* INSTRUCTIONS FOR THE TASK: Turn the lines of the entries below, from the line with "y-tick-label: 26 bbox=[113, 128, 128, 142]" up to and including the line with "heatmap-cell bbox=[279, 185, 293, 207]", into a numbered list, leaving out blank lines. Include no other lines.

* DATASET ROWS:
──────

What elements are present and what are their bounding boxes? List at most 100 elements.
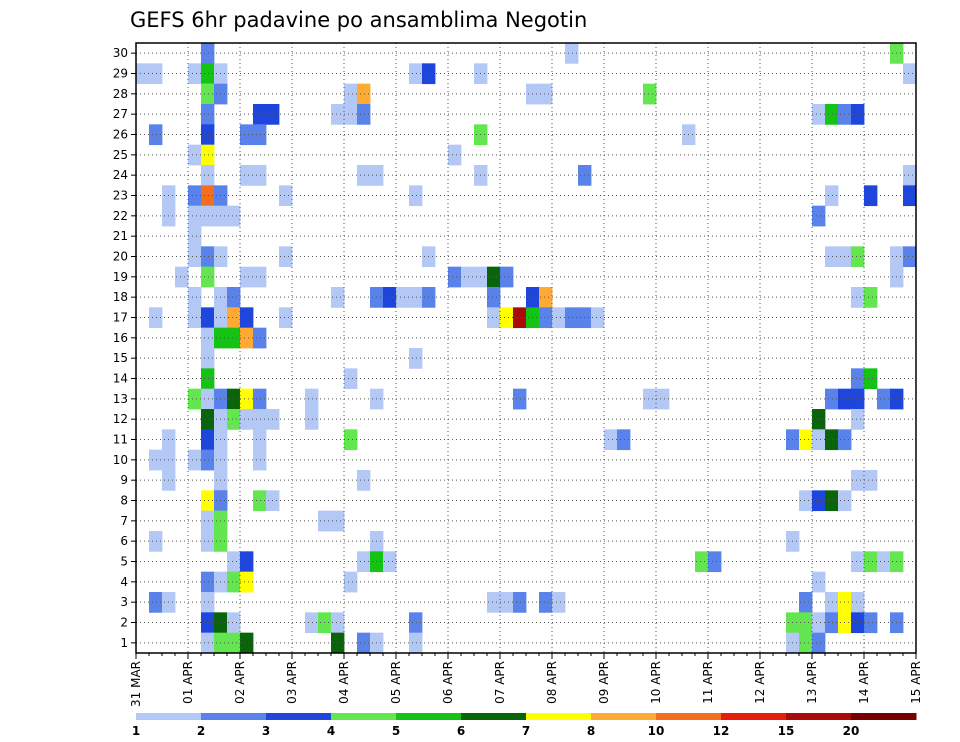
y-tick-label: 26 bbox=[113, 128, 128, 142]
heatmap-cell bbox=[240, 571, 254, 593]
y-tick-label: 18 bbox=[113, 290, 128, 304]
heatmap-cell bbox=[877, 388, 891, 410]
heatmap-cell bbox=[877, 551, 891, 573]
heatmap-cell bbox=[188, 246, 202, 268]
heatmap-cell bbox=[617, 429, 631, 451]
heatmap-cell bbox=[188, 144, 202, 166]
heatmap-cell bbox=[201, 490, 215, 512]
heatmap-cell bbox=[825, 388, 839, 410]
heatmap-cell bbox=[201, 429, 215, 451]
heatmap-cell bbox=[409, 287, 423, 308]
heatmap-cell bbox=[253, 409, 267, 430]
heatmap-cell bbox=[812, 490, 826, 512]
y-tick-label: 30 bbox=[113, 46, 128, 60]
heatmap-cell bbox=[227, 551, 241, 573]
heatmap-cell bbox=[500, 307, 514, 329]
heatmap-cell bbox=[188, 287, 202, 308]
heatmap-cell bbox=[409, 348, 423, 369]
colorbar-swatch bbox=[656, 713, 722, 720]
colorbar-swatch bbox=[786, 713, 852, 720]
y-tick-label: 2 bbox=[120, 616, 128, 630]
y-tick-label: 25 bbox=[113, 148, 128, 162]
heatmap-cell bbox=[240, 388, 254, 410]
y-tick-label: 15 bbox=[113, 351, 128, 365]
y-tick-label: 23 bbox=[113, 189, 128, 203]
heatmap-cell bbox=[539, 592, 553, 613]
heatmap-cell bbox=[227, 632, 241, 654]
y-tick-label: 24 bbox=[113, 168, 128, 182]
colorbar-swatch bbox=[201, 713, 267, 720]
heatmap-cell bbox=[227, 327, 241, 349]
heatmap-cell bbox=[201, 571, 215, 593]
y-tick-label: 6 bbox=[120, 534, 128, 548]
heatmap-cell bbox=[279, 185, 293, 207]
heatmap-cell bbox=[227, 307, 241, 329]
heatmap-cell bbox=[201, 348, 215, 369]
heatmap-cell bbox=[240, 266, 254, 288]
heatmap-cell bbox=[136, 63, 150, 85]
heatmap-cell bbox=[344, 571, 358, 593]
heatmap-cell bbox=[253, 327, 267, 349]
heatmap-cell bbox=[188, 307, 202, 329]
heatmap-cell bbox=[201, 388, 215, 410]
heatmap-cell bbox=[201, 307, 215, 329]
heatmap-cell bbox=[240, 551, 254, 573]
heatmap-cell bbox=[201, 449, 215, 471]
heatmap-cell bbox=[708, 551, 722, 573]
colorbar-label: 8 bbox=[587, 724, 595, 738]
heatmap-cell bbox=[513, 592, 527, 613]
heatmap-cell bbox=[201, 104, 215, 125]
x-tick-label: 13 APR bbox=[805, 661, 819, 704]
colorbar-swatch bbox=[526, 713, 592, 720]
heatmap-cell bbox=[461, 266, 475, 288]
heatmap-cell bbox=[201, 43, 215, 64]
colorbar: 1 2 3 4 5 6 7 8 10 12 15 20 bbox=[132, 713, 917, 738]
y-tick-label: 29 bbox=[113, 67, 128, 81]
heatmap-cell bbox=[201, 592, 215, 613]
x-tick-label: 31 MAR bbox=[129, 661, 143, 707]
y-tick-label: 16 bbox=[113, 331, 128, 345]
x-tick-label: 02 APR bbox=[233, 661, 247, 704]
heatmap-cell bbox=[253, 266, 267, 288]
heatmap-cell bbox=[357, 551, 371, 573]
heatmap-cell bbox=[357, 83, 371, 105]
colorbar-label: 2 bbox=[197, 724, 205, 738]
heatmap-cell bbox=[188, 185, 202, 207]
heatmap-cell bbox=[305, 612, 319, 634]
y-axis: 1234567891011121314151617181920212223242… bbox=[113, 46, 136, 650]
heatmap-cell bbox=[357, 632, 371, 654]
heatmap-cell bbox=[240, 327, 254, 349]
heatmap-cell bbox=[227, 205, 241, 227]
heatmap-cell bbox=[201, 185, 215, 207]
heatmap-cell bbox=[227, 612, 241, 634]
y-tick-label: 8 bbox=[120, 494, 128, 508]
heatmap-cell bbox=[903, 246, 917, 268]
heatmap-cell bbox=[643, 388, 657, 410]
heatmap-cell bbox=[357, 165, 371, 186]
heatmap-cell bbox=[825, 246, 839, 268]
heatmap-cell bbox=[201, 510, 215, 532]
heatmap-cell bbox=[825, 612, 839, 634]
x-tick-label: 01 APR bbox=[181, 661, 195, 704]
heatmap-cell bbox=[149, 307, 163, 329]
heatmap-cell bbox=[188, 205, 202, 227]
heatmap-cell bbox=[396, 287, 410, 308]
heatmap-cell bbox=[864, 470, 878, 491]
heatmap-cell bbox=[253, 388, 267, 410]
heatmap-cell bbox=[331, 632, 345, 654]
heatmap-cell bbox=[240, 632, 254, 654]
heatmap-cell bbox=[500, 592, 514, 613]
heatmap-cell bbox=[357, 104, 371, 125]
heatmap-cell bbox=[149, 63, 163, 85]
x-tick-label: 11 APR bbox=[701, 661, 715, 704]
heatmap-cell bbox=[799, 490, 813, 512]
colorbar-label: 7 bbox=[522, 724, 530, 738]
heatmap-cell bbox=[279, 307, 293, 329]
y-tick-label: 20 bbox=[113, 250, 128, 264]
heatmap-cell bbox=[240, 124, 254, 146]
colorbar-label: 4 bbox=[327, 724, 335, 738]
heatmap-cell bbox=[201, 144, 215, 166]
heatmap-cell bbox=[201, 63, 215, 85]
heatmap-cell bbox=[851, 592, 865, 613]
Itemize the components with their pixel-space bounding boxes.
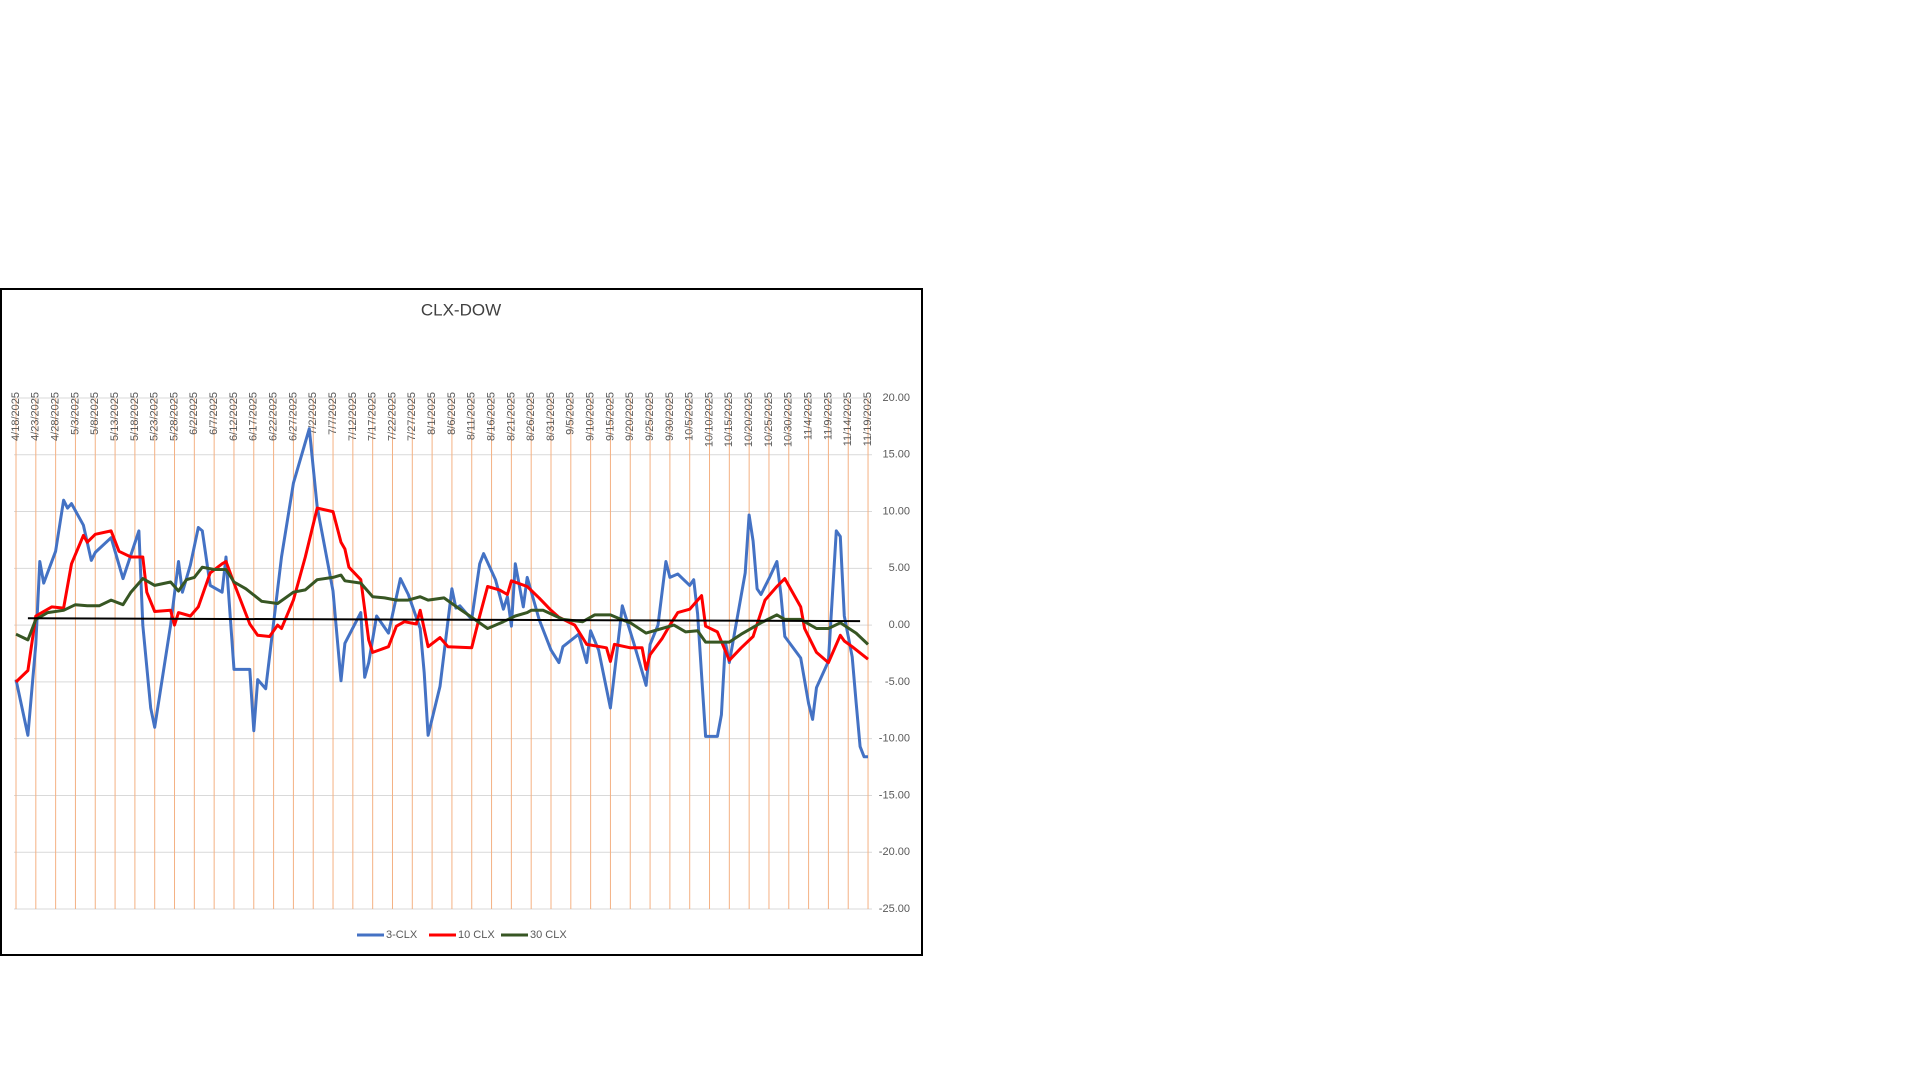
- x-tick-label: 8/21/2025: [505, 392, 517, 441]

──────

* EXERCISE SOLUTION:
1. y-tick-label: 26 bbox=[113, 128, 128, 142]
2. heatmap-cell bbox=[240, 571, 254, 593]
3. y-tick-label: 18 bbox=[113, 290, 128, 304]
4. heatmap-cell bbox=[877, 388, 891, 410]
5. heatmap-cell bbox=[877, 551, 891, 573]
6. heatmap-cell bbox=[188, 246, 202, 268]
7. heatmap-cell bbox=[617, 429, 631, 451]
8. heatmap-cell bbox=[188, 144, 202, 166]
9. heatmap-cell bbox=[201, 490, 215, 512]
10. heatmap-cell bbox=[825, 388, 839, 410]
11. heatmap-cell bbox=[201, 429, 215, 451]
12. heatmap-cell bbox=[409, 287, 423, 308]
13. heatmap-cell bbox=[253, 409, 267, 430]
14. heatmap-cell bbox=[812, 490, 826, 512]
15. y-tick-label: 30 bbox=[113, 46, 128, 60]
16. heatmap-cell bbox=[227, 551, 241, 573]
17. heatmap-cell bbox=[500, 307, 514, 329]
18. heatmap-cell bbox=[188, 287, 202, 308]
19. heatmap-cell bbox=[409, 348, 423, 369]
20. colorbar-swatch bbox=[656, 713, 722, 720]
21. colorbar-swatch bbox=[786, 713, 852, 720]
22. y-tick-label: 2 bbox=[120, 616, 128, 630]
23. y-tick-label: 25 bbox=[113, 148, 128, 162]
24. heatmap-cell bbox=[240, 388, 254, 410]
25. y-tick-label: 15 bbox=[113, 351, 128, 365]
26. y-tick-label: 23 bbox=[113, 189, 128, 203]
27. heatmap-cell bbox=[539, 592, 553, 613]
28. heatmap-cell bbox=[227, 632, 241, 654]
29. y-tick-label: 24 bbox=[113, 168, 128, 182]
30. colorbar-swatch bbox=[201, 713, 267, 720]
31. heatmap-cell bbox=[227, 327, 241, 349]
32. heatmap-cell bbox=[201, 571, 215, 593]
33. y-tick-label: 6 bbox=[120, 534, 128, 548]
34. heatmap-cell bbox=[279, 185, 293, 207]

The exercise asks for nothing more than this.